[Dataset items]

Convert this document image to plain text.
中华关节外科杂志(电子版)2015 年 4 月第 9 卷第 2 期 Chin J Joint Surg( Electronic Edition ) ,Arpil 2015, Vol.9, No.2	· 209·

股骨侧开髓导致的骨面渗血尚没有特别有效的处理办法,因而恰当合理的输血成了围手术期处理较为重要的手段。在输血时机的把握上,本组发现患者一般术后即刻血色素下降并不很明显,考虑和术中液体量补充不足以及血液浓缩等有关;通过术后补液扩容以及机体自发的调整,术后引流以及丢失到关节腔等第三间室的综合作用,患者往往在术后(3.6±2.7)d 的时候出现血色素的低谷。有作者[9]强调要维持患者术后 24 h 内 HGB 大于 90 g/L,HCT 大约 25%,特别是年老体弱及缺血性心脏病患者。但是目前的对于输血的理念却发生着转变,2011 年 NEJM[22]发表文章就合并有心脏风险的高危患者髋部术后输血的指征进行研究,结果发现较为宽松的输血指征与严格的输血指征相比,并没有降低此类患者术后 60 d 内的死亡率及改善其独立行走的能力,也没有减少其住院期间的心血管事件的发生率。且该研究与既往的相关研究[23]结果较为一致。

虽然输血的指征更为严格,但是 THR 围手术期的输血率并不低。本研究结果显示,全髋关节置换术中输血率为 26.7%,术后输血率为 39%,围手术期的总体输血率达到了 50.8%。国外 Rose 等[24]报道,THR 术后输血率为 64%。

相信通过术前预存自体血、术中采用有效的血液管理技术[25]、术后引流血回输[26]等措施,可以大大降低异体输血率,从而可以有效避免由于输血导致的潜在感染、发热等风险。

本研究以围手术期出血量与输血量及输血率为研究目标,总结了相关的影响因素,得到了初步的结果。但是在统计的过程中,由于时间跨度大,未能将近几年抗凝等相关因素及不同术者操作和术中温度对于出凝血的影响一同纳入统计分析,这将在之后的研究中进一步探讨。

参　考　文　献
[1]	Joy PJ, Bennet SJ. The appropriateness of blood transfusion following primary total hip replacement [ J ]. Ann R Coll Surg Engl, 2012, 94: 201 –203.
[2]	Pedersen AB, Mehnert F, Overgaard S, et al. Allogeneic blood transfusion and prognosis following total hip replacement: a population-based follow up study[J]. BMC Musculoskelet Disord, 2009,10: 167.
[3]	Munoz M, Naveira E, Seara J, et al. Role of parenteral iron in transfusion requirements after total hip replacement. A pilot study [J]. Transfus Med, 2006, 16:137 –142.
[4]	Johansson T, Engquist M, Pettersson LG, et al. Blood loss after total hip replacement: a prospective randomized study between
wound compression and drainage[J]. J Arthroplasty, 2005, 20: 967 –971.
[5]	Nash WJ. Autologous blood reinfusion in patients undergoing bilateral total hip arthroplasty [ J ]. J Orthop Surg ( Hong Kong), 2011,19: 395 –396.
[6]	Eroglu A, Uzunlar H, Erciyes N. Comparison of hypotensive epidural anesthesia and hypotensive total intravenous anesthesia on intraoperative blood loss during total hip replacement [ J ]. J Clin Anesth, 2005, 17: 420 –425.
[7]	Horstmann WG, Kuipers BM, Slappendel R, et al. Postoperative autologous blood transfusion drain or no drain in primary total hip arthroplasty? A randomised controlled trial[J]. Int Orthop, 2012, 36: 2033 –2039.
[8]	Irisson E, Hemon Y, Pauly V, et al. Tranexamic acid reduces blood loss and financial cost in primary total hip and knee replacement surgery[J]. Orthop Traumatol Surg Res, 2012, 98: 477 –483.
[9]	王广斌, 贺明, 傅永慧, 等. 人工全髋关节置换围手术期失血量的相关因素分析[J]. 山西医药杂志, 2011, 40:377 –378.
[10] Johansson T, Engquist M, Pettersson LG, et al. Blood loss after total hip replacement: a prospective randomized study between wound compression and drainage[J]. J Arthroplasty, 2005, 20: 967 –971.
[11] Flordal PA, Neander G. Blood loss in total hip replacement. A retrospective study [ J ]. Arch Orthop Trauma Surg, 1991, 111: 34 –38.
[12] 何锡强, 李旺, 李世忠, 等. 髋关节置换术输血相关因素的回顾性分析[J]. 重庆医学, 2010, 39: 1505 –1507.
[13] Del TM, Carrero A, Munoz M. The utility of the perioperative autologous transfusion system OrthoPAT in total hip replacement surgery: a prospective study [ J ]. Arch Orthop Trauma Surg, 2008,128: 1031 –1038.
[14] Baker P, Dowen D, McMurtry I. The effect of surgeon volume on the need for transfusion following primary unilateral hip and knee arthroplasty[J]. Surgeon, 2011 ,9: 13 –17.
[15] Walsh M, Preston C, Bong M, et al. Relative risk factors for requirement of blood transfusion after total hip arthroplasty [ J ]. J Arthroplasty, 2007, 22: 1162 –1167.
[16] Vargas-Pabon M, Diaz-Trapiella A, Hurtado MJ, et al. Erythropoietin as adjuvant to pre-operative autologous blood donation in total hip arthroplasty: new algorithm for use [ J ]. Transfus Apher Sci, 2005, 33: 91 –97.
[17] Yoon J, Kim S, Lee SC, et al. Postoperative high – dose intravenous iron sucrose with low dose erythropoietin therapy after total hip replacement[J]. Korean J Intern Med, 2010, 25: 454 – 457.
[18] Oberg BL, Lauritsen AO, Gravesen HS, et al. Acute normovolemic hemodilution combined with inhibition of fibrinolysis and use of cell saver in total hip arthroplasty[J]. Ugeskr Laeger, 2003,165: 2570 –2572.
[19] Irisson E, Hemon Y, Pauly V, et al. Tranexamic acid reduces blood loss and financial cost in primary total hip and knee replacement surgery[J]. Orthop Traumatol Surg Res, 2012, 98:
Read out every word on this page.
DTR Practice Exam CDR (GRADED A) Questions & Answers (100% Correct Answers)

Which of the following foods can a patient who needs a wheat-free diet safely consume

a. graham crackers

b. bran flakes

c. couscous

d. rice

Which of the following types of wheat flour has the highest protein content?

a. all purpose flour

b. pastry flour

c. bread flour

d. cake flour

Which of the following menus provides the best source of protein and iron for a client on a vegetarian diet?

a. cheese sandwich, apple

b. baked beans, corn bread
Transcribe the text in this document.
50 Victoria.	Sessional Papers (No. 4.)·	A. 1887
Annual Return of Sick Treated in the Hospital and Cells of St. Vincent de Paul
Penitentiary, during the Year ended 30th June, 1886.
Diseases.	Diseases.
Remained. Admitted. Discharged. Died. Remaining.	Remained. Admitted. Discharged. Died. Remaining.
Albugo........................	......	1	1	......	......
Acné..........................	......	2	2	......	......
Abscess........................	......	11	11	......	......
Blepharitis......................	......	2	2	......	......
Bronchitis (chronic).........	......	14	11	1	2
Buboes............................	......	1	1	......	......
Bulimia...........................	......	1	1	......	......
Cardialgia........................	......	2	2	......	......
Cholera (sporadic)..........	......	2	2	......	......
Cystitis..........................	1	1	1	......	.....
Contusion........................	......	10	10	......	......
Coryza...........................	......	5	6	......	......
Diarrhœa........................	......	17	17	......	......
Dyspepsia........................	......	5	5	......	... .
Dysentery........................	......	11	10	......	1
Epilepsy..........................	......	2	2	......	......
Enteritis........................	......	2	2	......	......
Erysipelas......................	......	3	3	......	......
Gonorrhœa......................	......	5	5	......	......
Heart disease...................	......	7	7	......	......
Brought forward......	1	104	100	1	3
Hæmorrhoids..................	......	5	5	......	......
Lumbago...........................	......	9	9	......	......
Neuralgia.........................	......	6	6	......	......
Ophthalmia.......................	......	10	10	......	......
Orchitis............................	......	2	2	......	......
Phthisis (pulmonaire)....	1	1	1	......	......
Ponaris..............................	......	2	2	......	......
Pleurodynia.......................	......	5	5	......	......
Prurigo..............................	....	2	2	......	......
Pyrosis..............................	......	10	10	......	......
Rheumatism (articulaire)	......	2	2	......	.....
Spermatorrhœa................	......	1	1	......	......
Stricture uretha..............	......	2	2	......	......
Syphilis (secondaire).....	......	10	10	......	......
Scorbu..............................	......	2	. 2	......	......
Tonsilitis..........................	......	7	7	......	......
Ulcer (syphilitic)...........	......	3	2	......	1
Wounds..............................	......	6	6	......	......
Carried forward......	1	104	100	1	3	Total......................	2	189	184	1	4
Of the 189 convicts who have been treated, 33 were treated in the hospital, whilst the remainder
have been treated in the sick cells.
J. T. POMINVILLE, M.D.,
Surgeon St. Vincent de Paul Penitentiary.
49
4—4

• **EXERCISE PROMPT**
Search the entries above for lines containing the word "document", and copy each one.

• **ANSWER SECTION**
Convert this document image to plain text.
Transcribe the text in this document.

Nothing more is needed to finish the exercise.